**SELECTED EXCERPT**
Start of Block
Background: Amyloid-related imaging abnormalities (ARIA) consist of ARIA-E (with effusion or edema) and ARIA-H (hemosiderin deposits [HDs]).
Objectives: To address accurate ascertainment of ARIA identification, a final magnetic resonance imaging (MRI) reading was performed on patients with mild-to-moderate Alzheimer's disease randomized to bapineuzumab IV or placebo during two Phase III trials (APOE ɛ4 allele carriers or noncarriers).
Methods: Final MRI central review consisted of a systematic sequential locked, adjudicated read in 1,331 APOE ɛ4 noncarriers and 1,121 carriers by independent neuroradiologists. Assessment of ARIA-E, ARIA-H, intracerebral hemorrhages, and age-related white matter changes is described.
Results: In the Final Read, treatment-emergent ARIA-E were identified in 242 patients including 76 additional cases not noted previously in real time. Overall, incidence proportion of ARIA-E was higher in carriers (active 21.2%; placebo 1.1%) than in noncarriers (pooled active 11.3%; placebo 0.6%), and was more often identified in homozygote APOE ɛ4 carriers than heterozygotes (34.5% versus 16.9%). Incidence rate of ARIA-E increased with increased dose in noncarriers. Frequency of ARIA-E first episodes was highest after the first and second bapineuzumab infusion and declined after repeated infusions. Incidence of total HDs <10 mm (cerebral microhemorrhages) was higher in active groups versus placebo.
End of Block
**SUPPLIED DATA**
Start of Block
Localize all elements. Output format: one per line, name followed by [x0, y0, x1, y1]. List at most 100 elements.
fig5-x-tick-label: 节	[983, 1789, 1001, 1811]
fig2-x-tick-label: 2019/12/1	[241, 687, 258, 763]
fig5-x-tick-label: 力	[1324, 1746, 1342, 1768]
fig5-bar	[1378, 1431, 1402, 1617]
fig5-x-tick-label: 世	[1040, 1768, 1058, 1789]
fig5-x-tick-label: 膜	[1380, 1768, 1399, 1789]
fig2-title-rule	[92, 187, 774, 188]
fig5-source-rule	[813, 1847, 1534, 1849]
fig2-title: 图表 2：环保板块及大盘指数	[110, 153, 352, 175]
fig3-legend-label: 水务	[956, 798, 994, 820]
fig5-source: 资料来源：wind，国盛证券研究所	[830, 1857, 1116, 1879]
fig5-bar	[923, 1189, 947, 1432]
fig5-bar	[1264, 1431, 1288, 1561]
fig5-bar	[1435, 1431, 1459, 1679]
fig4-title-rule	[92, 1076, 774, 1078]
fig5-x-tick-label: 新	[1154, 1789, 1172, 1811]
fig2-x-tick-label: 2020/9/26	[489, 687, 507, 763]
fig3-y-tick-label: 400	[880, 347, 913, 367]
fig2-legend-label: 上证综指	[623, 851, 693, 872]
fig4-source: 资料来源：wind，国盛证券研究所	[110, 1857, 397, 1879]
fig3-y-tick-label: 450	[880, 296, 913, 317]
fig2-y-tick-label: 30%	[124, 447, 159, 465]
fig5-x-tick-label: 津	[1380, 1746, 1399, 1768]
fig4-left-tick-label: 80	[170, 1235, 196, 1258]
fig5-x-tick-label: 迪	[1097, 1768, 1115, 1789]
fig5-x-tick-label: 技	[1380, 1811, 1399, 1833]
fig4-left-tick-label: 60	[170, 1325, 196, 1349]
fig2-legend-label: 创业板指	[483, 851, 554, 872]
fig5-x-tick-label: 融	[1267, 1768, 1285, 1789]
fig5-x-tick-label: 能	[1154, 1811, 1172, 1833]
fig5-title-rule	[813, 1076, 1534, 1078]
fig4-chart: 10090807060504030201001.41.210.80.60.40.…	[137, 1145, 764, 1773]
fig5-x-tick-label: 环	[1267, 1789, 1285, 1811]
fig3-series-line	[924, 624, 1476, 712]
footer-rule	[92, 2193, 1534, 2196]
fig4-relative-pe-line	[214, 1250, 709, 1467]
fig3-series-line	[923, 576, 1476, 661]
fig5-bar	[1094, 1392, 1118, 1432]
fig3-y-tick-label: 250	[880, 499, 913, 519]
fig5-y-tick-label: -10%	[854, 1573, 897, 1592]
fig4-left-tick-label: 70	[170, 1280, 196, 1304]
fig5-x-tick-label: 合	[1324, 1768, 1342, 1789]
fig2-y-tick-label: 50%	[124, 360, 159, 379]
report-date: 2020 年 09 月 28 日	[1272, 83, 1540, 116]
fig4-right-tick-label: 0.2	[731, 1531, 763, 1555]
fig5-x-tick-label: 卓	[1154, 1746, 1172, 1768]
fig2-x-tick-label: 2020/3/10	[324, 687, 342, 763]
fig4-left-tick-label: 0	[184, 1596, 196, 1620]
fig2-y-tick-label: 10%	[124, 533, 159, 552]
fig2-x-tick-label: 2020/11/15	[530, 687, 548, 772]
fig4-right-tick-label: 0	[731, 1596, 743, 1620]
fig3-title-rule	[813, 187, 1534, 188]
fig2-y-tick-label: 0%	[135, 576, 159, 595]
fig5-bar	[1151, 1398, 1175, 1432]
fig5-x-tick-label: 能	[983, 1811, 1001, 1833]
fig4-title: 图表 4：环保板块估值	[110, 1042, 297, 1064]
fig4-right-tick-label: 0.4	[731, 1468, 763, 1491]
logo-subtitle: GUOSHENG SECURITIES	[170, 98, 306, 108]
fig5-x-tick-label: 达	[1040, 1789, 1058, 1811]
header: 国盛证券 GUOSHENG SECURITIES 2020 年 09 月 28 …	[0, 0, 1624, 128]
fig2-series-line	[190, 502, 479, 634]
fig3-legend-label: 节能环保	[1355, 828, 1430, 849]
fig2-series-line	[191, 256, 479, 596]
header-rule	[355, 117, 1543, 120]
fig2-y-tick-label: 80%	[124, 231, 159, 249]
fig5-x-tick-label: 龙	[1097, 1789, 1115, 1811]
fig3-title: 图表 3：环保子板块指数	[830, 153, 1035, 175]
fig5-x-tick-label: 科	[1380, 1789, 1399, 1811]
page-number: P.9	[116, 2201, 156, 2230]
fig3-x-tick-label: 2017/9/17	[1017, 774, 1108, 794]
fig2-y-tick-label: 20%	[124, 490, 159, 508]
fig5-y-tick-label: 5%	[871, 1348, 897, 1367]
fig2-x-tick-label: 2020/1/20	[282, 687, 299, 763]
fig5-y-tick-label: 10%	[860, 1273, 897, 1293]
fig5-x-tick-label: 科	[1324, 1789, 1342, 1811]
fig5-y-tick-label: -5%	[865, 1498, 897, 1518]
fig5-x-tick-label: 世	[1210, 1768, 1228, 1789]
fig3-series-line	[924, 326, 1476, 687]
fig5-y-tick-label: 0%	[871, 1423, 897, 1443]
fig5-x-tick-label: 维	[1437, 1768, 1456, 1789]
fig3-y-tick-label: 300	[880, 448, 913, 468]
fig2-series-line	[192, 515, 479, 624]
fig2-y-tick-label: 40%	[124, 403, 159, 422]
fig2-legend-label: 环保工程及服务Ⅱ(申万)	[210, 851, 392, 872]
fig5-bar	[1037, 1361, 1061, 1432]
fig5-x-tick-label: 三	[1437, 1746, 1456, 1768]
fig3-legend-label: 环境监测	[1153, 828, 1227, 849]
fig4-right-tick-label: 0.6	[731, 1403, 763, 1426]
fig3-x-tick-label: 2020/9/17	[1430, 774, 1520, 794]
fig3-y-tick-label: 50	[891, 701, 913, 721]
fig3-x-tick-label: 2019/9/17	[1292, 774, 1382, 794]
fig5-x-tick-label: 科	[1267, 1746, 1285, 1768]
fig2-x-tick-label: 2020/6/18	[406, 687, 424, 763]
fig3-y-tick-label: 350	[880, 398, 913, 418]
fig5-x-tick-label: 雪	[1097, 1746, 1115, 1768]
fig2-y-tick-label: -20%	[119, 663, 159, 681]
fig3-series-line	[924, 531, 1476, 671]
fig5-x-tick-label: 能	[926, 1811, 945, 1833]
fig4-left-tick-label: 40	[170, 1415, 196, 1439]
End of Block
**ACTIVITIES**
1 > According to the abstract on amyloid-related imaging abnormalities in the bapineuzumab trials, how many treatment-emergent ARIA-E cases did the Final Read identify that had not been noted previously in real time?
2 > Write the next part of the abstract on amyloid-related imaging abnormalities in the bapineuzumab trials, picking up after its last sentence.

**YOUR RESPONSES**
1 > 76 additional cases

2 >
Conclusion: ARIA was detected more often on MRI scans when every scan was reviewed by trained neuroradiologists and results adjudicated. There was increased incidence of ARIA-E in bapineuzumab-treated carriers who had a microhemorrhage at baseline. ARIA-E was a risk factor for incident ARIA-H and late onset ARIA-E was milder radiologically. Age-related white matter changes did not progress during the study.